— Begin Raw records —

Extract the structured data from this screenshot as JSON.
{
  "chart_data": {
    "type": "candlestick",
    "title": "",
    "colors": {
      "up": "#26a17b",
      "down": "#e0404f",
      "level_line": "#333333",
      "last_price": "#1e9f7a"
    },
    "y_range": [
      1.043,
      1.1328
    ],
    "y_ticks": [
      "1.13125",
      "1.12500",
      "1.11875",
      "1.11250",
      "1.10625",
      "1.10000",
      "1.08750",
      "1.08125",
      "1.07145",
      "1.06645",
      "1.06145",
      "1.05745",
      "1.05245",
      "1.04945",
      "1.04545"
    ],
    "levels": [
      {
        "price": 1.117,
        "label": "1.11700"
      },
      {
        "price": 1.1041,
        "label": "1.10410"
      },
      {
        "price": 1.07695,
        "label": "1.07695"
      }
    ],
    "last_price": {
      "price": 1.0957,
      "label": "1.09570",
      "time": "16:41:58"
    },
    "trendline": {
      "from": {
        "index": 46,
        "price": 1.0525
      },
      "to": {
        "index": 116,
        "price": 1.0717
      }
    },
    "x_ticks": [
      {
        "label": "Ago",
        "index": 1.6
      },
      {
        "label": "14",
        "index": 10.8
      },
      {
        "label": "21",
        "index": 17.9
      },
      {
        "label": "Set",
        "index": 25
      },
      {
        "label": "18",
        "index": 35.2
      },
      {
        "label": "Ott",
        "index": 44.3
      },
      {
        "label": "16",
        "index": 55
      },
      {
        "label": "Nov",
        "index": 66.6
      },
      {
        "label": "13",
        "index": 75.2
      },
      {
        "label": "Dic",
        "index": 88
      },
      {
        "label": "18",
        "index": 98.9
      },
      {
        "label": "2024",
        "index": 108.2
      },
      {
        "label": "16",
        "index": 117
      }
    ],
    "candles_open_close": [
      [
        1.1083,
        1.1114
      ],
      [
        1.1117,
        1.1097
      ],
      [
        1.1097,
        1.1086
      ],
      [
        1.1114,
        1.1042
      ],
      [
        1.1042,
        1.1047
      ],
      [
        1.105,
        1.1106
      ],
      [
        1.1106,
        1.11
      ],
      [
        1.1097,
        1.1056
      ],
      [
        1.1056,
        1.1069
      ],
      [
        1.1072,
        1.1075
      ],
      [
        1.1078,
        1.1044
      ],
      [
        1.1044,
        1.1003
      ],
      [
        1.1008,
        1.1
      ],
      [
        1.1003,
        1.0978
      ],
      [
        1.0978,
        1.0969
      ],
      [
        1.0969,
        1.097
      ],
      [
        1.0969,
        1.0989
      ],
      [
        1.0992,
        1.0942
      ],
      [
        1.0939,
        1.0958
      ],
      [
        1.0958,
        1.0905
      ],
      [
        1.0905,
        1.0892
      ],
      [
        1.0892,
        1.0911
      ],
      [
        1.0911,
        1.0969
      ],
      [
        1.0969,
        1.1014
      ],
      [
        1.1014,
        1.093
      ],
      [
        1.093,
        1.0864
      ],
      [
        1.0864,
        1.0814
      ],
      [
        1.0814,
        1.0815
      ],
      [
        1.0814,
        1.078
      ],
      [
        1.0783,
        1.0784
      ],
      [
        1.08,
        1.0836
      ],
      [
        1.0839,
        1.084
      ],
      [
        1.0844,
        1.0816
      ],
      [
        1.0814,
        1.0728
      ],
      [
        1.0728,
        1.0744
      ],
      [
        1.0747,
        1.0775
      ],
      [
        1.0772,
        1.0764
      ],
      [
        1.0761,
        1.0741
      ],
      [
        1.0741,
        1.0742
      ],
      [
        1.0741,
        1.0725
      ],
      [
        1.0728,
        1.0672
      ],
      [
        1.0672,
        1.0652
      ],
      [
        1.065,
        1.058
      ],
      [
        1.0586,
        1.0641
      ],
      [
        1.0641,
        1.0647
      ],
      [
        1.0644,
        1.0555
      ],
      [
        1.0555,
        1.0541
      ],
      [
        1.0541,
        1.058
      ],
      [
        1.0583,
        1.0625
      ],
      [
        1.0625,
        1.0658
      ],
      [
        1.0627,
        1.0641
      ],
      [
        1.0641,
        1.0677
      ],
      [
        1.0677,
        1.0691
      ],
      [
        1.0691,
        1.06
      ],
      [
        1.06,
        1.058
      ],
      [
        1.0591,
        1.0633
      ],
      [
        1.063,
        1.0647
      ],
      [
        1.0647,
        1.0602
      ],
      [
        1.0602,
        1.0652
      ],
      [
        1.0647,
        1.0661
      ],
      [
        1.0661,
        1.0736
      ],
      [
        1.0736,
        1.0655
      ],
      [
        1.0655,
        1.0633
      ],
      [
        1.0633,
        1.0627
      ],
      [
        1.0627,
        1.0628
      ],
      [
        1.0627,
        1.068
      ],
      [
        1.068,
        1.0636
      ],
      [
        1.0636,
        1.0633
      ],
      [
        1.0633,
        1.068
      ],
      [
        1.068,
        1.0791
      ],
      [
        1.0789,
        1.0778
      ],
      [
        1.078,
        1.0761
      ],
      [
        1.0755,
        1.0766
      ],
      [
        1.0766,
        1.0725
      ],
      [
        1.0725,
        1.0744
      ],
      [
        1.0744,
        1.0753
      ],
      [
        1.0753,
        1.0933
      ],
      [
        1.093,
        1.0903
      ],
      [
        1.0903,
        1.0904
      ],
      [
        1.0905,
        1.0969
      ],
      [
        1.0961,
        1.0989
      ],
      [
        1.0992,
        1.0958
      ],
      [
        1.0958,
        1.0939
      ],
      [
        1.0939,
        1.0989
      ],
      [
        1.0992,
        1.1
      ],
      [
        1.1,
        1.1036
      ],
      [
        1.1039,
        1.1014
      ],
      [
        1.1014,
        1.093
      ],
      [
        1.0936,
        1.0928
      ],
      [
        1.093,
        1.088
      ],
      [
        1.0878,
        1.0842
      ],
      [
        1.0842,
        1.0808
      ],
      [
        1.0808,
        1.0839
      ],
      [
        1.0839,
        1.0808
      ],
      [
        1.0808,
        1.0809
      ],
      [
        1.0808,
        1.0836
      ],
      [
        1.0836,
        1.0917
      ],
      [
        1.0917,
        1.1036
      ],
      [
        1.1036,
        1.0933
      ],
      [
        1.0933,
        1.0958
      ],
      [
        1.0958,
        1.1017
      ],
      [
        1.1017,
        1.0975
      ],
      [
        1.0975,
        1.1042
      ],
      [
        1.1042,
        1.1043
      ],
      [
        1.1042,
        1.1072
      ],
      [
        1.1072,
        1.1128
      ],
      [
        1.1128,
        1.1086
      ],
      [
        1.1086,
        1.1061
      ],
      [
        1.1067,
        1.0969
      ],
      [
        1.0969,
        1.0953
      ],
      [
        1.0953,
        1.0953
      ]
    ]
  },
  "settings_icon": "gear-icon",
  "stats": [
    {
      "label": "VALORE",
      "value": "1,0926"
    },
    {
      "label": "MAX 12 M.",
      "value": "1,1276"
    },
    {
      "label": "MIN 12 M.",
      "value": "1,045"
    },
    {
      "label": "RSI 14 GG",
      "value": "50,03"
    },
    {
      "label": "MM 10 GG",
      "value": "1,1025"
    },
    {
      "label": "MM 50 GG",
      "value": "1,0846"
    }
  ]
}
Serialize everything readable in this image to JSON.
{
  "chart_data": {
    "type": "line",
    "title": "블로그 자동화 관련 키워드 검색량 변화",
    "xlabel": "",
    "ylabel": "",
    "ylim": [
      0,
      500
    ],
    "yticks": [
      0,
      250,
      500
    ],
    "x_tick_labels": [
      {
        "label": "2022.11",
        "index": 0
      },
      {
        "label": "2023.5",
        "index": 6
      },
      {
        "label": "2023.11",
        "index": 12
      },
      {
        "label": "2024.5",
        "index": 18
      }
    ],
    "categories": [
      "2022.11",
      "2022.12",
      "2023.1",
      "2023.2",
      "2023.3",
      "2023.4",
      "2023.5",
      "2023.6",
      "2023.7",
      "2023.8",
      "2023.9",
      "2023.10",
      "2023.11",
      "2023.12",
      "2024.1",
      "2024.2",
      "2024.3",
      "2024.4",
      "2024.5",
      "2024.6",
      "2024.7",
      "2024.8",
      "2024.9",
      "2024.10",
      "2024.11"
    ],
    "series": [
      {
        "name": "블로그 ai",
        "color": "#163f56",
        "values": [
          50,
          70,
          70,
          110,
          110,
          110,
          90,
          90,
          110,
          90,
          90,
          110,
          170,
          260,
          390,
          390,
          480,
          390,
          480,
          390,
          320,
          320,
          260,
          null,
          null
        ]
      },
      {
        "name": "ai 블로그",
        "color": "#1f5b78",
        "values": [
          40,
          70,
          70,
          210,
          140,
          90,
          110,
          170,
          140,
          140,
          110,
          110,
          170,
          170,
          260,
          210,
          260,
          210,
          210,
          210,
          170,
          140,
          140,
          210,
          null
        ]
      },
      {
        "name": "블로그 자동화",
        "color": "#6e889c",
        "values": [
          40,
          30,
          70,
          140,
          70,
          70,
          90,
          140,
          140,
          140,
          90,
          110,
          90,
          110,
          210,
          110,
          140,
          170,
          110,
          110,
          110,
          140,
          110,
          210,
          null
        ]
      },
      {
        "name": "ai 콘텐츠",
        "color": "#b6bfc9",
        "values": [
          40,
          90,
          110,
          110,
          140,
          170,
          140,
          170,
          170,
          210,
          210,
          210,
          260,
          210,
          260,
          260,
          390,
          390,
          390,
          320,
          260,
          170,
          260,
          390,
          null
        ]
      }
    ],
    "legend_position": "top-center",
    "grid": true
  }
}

— End Raw records —

# Objective
How many lines in the listing above contain "name"? Answer with the number alone.

# Solution below
4